What is asked -
Copy the data below exactly, omitting any picture it contains.

Material for this exercise -
===============

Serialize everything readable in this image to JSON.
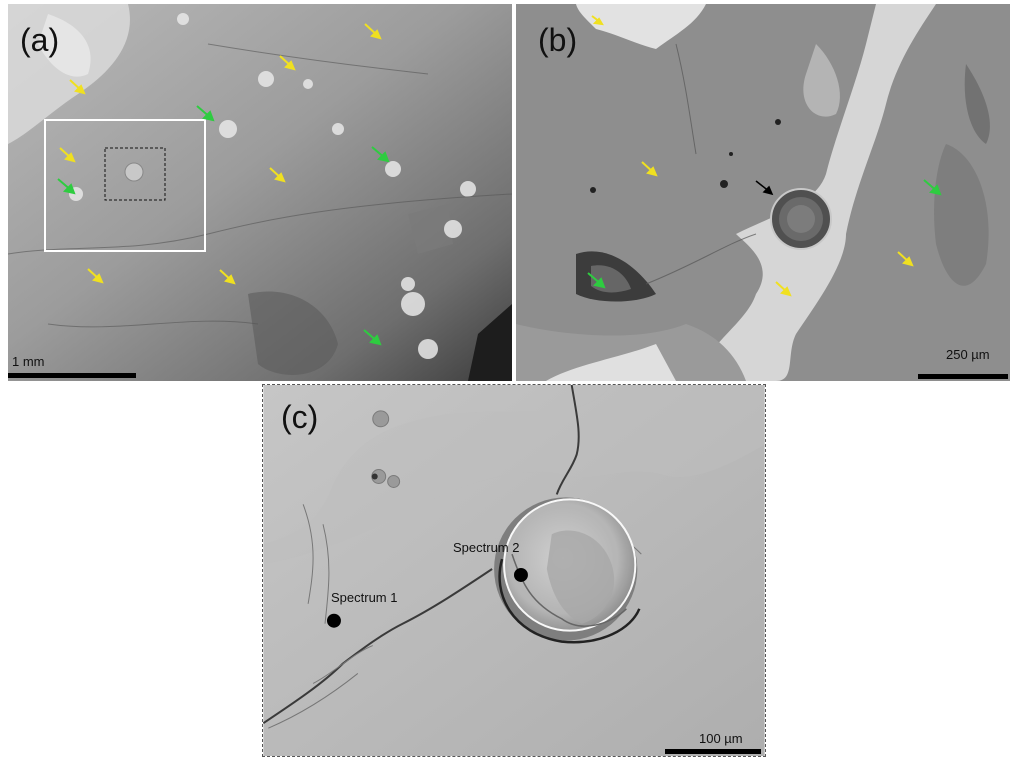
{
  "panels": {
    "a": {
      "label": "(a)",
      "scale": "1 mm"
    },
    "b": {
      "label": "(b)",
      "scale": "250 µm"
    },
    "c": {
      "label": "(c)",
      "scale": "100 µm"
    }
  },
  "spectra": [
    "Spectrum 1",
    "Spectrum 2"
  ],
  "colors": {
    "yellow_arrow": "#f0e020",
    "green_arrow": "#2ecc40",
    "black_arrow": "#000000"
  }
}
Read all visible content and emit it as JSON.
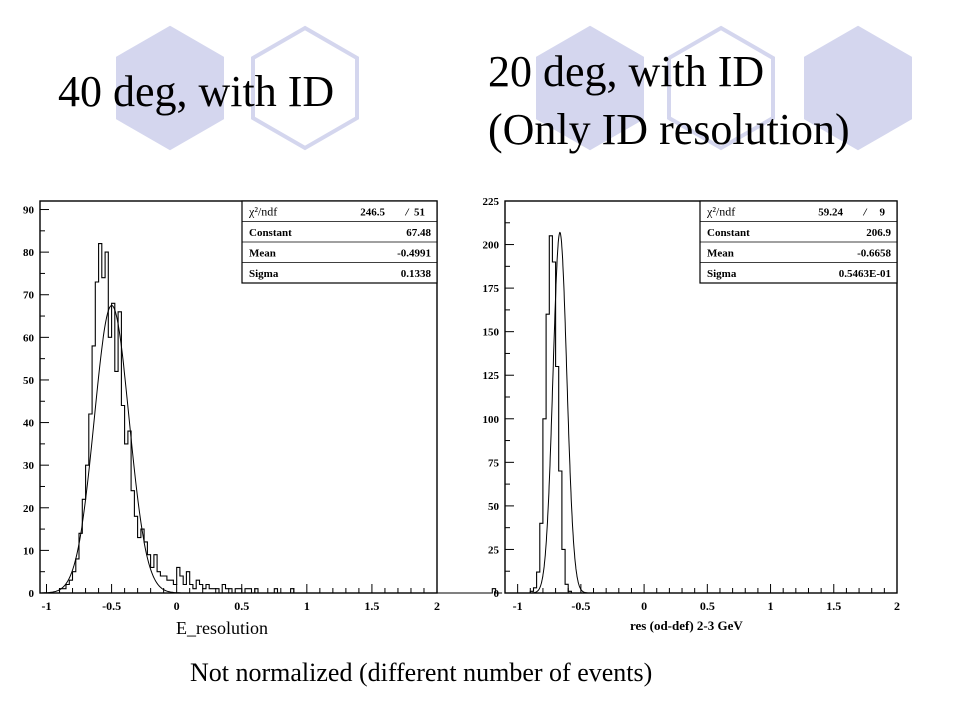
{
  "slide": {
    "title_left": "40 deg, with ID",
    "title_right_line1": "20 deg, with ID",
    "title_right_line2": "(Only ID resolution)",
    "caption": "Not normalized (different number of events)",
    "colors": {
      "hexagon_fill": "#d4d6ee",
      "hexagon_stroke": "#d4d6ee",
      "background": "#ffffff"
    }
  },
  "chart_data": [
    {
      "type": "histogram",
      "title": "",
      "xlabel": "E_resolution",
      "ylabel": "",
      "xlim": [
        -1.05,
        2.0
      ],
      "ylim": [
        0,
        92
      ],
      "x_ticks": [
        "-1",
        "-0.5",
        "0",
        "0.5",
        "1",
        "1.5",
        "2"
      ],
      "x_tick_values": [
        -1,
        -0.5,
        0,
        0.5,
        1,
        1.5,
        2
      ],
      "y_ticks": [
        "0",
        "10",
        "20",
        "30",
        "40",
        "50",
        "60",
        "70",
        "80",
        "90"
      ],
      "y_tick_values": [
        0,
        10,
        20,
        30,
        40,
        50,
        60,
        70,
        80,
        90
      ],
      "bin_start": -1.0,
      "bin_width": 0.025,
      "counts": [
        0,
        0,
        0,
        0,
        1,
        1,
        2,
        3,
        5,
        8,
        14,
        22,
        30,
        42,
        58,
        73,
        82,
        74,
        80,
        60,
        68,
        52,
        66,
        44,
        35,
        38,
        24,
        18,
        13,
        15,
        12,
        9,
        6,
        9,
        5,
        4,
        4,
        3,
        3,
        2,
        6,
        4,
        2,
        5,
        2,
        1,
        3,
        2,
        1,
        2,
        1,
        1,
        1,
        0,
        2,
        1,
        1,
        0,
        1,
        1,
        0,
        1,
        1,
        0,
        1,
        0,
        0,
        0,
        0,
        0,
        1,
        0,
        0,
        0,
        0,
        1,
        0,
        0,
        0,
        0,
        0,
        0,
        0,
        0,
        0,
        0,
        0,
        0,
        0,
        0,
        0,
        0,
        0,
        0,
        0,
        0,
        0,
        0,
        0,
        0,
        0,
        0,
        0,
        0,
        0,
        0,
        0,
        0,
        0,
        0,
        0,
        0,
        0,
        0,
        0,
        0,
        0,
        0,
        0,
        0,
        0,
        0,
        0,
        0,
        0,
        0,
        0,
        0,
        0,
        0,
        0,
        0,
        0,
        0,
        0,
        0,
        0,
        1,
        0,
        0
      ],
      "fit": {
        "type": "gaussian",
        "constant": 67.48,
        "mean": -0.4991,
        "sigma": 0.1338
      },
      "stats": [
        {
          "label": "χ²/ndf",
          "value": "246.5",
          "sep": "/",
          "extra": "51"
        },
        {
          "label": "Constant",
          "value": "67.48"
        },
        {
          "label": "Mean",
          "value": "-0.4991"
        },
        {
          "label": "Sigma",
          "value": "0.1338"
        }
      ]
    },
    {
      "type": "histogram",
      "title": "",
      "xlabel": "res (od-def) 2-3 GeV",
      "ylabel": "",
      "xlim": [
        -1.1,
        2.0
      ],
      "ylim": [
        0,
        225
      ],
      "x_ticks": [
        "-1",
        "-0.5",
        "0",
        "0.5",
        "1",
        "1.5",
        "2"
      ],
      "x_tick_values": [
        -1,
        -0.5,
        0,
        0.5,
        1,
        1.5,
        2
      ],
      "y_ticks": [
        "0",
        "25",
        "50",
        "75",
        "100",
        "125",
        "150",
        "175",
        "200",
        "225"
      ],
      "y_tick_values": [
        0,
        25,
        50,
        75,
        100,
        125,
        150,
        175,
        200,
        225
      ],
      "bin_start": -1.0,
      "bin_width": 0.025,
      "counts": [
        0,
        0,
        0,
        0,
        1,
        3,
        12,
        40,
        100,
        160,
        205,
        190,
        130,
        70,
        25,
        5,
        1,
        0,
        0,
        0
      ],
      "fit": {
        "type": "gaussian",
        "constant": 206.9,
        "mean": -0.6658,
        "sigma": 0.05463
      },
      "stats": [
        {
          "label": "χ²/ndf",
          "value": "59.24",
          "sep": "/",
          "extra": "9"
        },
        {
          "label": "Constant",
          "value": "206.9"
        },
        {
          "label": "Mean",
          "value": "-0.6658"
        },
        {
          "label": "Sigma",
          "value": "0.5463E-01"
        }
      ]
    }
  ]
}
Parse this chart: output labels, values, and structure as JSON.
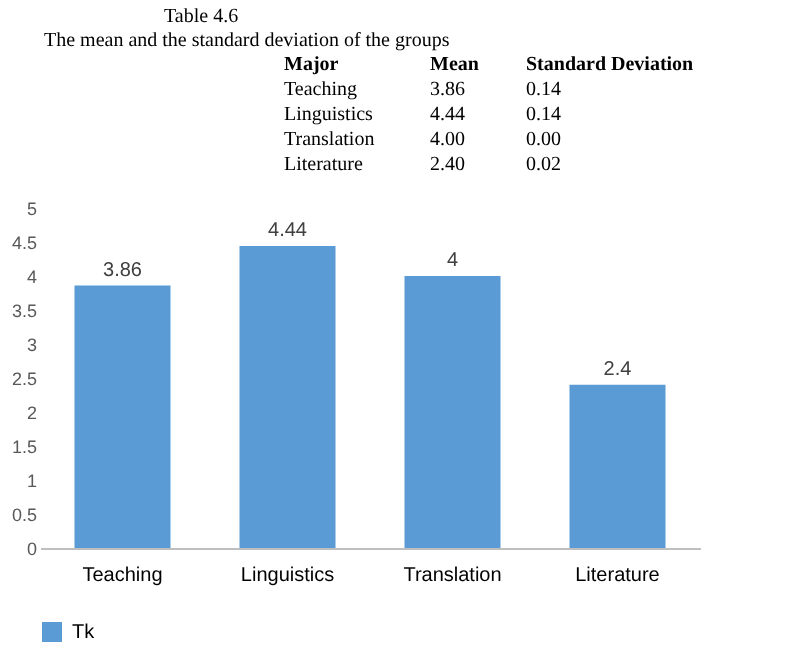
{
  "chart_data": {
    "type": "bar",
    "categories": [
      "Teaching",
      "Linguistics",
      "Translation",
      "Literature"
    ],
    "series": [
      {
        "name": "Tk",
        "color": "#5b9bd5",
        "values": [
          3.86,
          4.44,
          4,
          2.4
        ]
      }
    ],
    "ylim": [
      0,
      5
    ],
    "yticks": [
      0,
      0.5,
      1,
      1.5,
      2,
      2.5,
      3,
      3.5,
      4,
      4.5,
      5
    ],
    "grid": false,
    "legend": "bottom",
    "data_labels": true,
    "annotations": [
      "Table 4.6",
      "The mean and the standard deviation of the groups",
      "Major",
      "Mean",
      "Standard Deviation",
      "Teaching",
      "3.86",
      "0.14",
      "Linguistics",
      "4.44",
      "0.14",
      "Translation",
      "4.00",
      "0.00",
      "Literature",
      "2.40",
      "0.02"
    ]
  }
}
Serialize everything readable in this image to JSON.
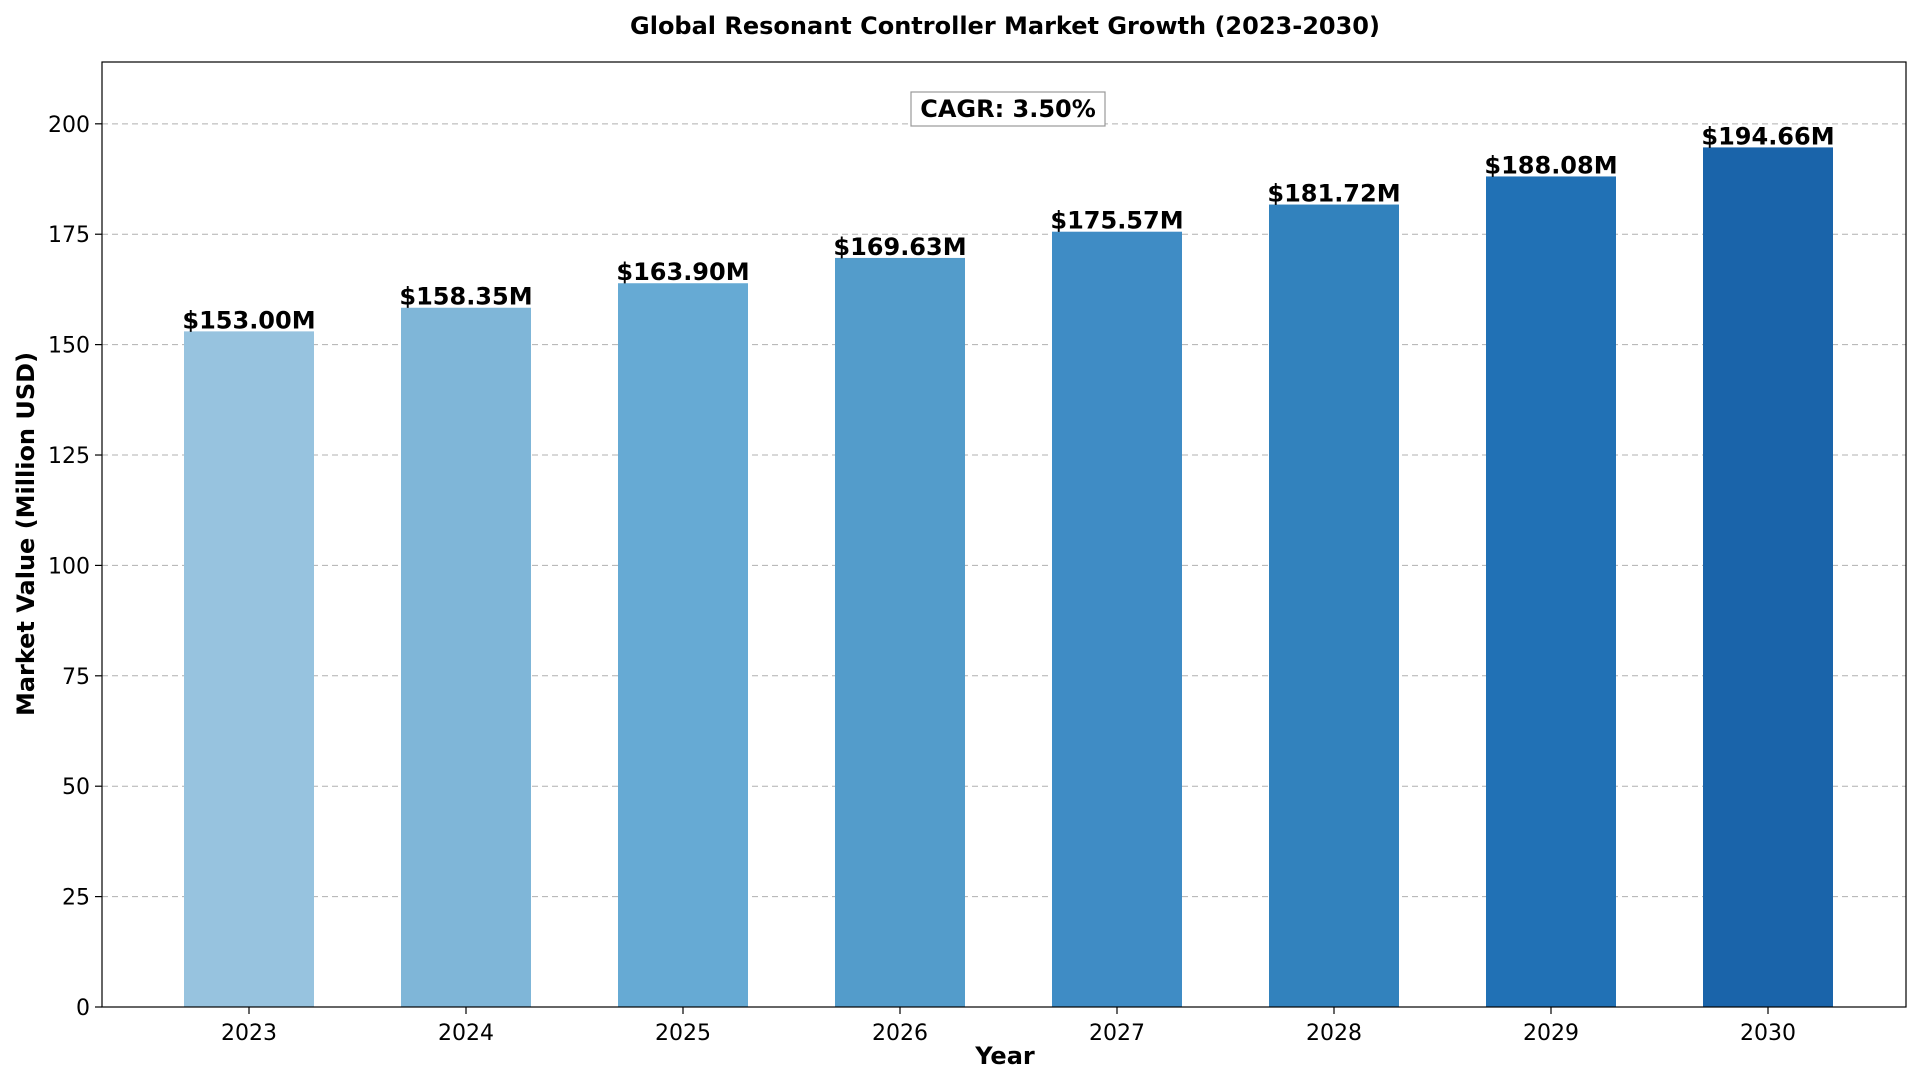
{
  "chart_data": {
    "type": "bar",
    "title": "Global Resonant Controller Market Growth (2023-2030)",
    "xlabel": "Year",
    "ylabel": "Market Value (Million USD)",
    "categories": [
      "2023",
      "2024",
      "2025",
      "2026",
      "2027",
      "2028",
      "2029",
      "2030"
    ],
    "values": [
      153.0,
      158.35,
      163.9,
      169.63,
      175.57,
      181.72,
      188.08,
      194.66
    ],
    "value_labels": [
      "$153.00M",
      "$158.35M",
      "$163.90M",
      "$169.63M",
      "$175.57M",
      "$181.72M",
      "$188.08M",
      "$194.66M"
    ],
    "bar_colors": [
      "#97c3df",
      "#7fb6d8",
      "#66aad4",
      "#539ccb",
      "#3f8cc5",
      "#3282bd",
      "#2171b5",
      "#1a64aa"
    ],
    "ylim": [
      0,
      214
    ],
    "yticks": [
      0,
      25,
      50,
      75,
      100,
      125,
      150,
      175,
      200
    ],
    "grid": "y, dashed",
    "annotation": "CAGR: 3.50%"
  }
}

===============

Worked answer -
Serialize everything readable in this image to JSON.
{
  "panels": {
    "a": {
      "label": "(a)",
      "scale": "1 mm"
    },
    "b": {
      "label": "(b)",
      "scale": "250 µm"
    },
    "c": {
      "label": "(c)",
      "scale": "100 µm"
    }
  },
  "spectra": [
    "Spectrum 1",
    "Spectrum 2"
  ],
  "colors": {
    "yellow_arrow": "#f0e020",
    "green_arrow": "#2ecc40",
    "black_arrow": "#000000"
  }
}
Read all visible content and emit it as JSON.
{
  "slide": {
    "title_left": "40 deg, with ID",
    "title_right_line1": "20 deg, with ID",
    "title_right_line2": "(Only ID resolution)",
    "caption": "Not normalized (different number of events)",
    "colors": {
      "hexagon_fill": "#d4d6ee",
      "hexagon_stroke": "#d4d6ee",
      "background": "#ffffff"
    }
  },
  "chart_data": [
    {
      "type": "histogram",
      "title": "",
      "xlabel": "E_resolution",
      "ylabel": "",
      "xlim": [
        -1.05,
        2.0
      ],
      "ylim": [
        0,
        92
      ],
      "x_ticks": [
        "-1",
        "-0.5",
        "0",
        "0.5",
        "1",
        "1.5",
        "2"
      ],
      "x_tick_values": [
        -1,
        -0.5,
        0,
        0.5,
        1,
        1.5,
        2
      ],
      "y_ticks": [
        "0",
        "10",
        "20",
        "30",
        "40",
        "50",
        "60",
        "70",
        "80",
        "90"
      ],
      "y_tick_values": [
        0,
        10,
        20,
        30,
        40,
        50,
        60,
        70,
        80,
        90
      ],
      "bin_start": -1.0,
      "bin_width": 0.025,
      "counts": [
        0,
        0,
        0,
        0,
        1,
        1,
        2,
        3,
        5,
        8,
        14,
        22,
        30,
        42,
        58,
        73,
        82,
        74,
        80,
        60,
        68,
        52,
        66,
        44,
        35,
        38,
        24,
        18,
        13,
        15,
        12,
        9,
        6,
        9,
        5,
        4,
        4,
        3,
        3,
        2,
        6,
        4,
        2,
        5,
        2,
        1,
        3,
        2,
        1,
        2,
        1,
        1,
        1,
        0,
        2,
        1,
        1,
        0,
        1,
        1,
        0,
        1,
        1,
        0,
        1,
        0,
        0,
        0,
        0,
        0,
        1,
        0,
        0,
        0,
        0,
        1,
        0,
        0,
        0,
        0,
        0,
        0,
        0,
        0,
        0,
        0,
        0,
        0,
        0,
        0,
        0,
        0,
        0,
        0,
        0,
        0,
        0,
        0,
        0,
        0,
        0,
        0,
        0,
        0,
        0,
        0,
        0,
        0,
        0,
        0,
        0,
        0,
        0,
        0,
        0,
        0,
        0,
        0,
        0,
        0,
        0,
        0,
        0,
        0,
        0,
        0,
        0,
        0,
        0,
        0,
        0,
        0,
        0,
        0,
        0,
        0,
        0,
        1,
        0,
        0
      ],
      "fit": {
        "type": "gaussian",
        "constant": 67.48,
        "mean": -0.4991,
        "sigma": 0.1338
      },
      "stats": [
        {
          "label": "χ²/ndf",
          "value": "246.5",
          "sep": "/",
          "extra": "51"
        },
        {
          "label": "Constant",
          "value": "67.48"
        },
        {
          "label": "Mean",
          "value": "-0.4991"
        },
        {
          "label": "Sigma",
          "value": "0.1338"
        }
      ]
    },
    {
      "type": "histogram",
      "title": "",
      "xlabel": "res (od-def) 2-3 GeV",
      "ylabel": "",
      "xlim": [
        -1.1,
        2.0
      ],
      "ylim": [
        0,
        225
      ],
      "x_ticks": [
        "-1",
        "-0.5",
        "0",
        "0.5",
        "1",
        "1.5",
        "2"
      ],
      "x_tick_values": [
        -1,
        -0.5,
        0,
        0.5,
        1,
        1.5,
        2
      ],
      "y_ticks": [
        "0",
        "25",
        "50",
        "75",
        "100",
        "125",
        "150",
        "175",
        "200",
        "225"
      ],
      "y_tick_values": [
        0,
        25,
        50,
        75,
        100,
        125,
        150,
        175,
        200,
        225
      ],
      "bin_start": -1.0,
      "bin_width": 0.025,
      "counts": [
        0,
        0,
        0,
        0,
        1,
        3,
        12,
        40,
        100,
        160,
        205,
        190,
        130,
        70,
        25,
        5,
        1,
        0,
        0,
        0
      ],
      "fit": {
        "type": "gaussian",
        "constant": 206.9,
        "mean": -0.6658,
        "sigma": 0.05463
      },
      "stats": [
        {
          "label": "χ²/ndf",
          "value": "59.24",
          "sep": "/",
          "extra": "9"
        },
        {
          "label": "Constant",
          "value": "206.9"
        },
        {
          "label": "Mean",
          "value": "-0.6658"
        },
        {
          "label": "Sigma",
          "value": "0.5463E-01"
        }
      ]
    }
  ]
}
Parse this chart: output labels, values, and structure as JSON.
{
  "chart_data": {
    "type": "bar",
    "categories": [
      "Teaching",
      "Linguistics",
      "Translation",
      "Literature"
    ],
    "series": [
      {
        "name": "Tk",
        "color": "#5b9bd5",
        "values": [
          3.86,
          4.44,
          4,
          2.4
        ]
      }
    ],
    "ylim": [
      0,
      5
    ],
    "yticks": [
      0,
      0.5,
      1,
      1.5,
      2,
      2.5,
      3,
      3.5,
      4,
      4.5,
      5
    ],
    "grid": false,
    "legend": "bottom",
    "data_labels": true,
    "annotations": [
      "Table 4.6",
      "The mean and the standard deviation of the groups",
      "Major",
      "Mean",
      "Standard Deviation",
      "Teaching",
      "3.86",
      "0.14",
      "Linguistics",
      "4.44",
      "0.14",
      "Translation",
      "4.00",
      "0.00",
      "Literature",
      "2.40",
      "0.02"
    ]
  }
}
Serialize everything readable in this image to JSON.
{
  "chart_data": {
    "type": "bar",
    "title": "Global Resonant Controller Market Growth (2023-2030)",
    "xlabel": "Year",
    "ylabel": "Market Value (Million USD)",
    "categories": [
      "2023",
      "2024",
      "2025",
      "2026",
      "2027",
      "2028",
      "2029",
      "2030"
    ],
    "values": [
      153.0,
      158.35,
      163.9,
      169.63,
      175.57,
      181.72,
      188.08,
      194.66
    ],
    "value_labels": [
      "$153.00M",
      "$158.35M",
      "$163.90M",
      "$169.63M",
      "$175.57M",
      "$181.72M",
      "$188.08M",
      "$194.66M"
    ],
    "bar_colors": [
      "#97c3df",
      "#7fb6d8",
      "#66aad4",
      "#539ccb",
      "#3f8cc5",
      "#3282bd",
      "#2171b5",
      "#1a64aa"
    ],
    "ylim": [
      0,
      214
    ],
    "yticks": [
      0,
      25,
      50,
      75,
      100,
      125,
      150,
      175,
      200
    ],
    "grid": "y, dashed",
    "annotation": "CAGR: 3.50%"
  }
}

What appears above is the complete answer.